> **Work to do**
Copy out each line of the material in which the word "purposes" appears.

> **Data shown**

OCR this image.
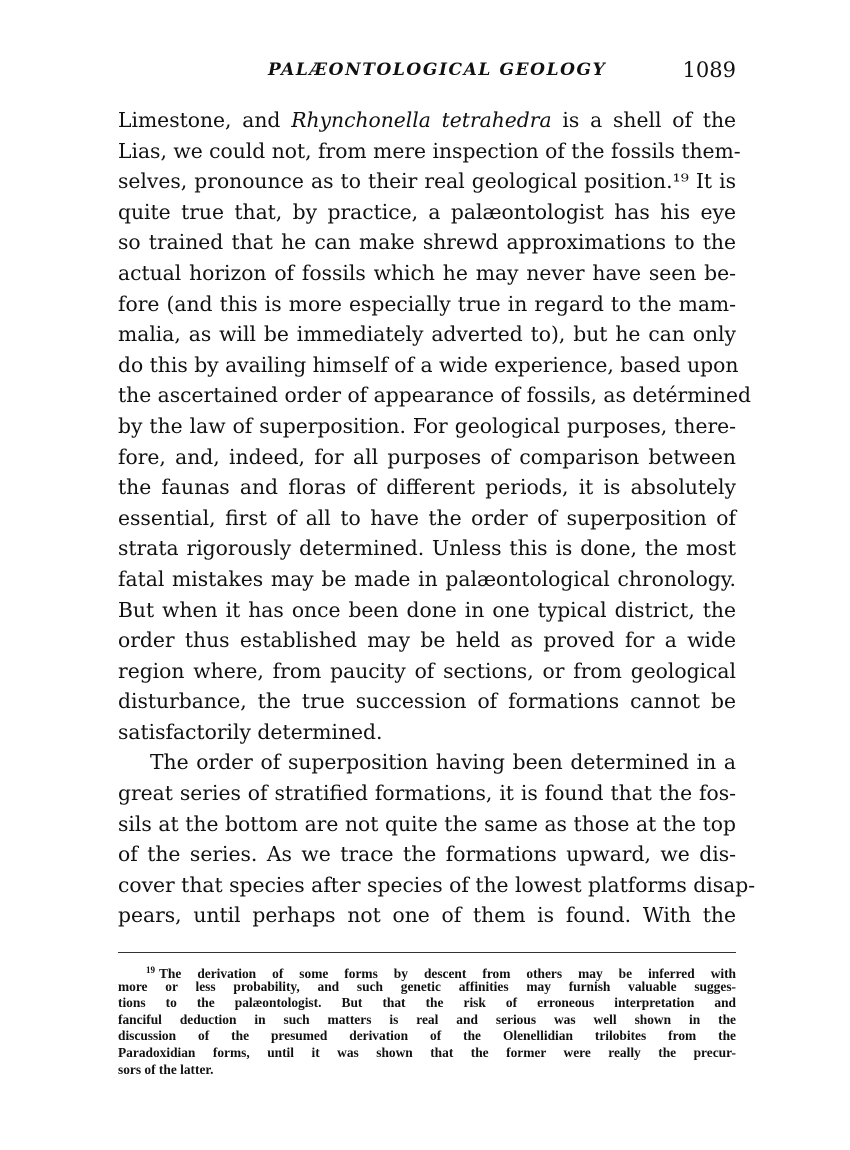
PALÆONTOLOGICAL GEOLOGY	1089
Limestone, and Rhynchonella tetrahedra is a shell of the
Lias, we could not, from mere inspection of the fossils them-
selves, pronounce as to their real geological position.¹⁹ It is
quite true that, by practice, a palæontologist has his eye
so trained that he can make shrewd approximations to the
actual horizon of fossils which he may never have seen be-
fore (and this is more especially true in regard to the mam-
malia, as will be immediately adverted to), but he can only
do this by availing himself of a wide experience, based upon
the ascertained order of appearance of fossils, as detérmined
by the law of superposition. For geological purposes, there-
fore, and, indeed, for all purposes of comparison between
the faunas and floras of different periods, it is absolutely
essential, first of all to have the order of superposition of
strata rigorously determined. Unless this is done, the most
fatal mistakes may be made in palæontological chronology.
But when it has once been done in one typical district, the
order thus established may be held as proved for a wide
region where, from paucity of sections, or from geological
disturbance, the true succession of formations cannot be
satisfactorily determined.
The order of superposition having been determined in a
great series of stratified formations, it is found that the fos-
sils at the bottom are not quite the same as those at the top
of the series. As we trace the formations upward, we dis-
cover that species after species of the lowest platforms disap-
pears, until perhaps not one of them is found. With the
$^{19}$ The derivation of some forms by descent from others may be inferred with
more or less probability, and such genetic affinities may furnish valuable sugges-
tions to the palæontologist. But that the risk of erroneous interpretation and
fanciful deduction in such matters is real and serious was well shown in the
discussion of the presumed derivation of the Olenellidian trilobites from the
Paradoxidian forms, until it was shown that the former were really the precur-
sors of the latter.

> **Complete response**
by the law of superposition. For geological purposes, there-
fore, and, indeed, for all purposes of comparison between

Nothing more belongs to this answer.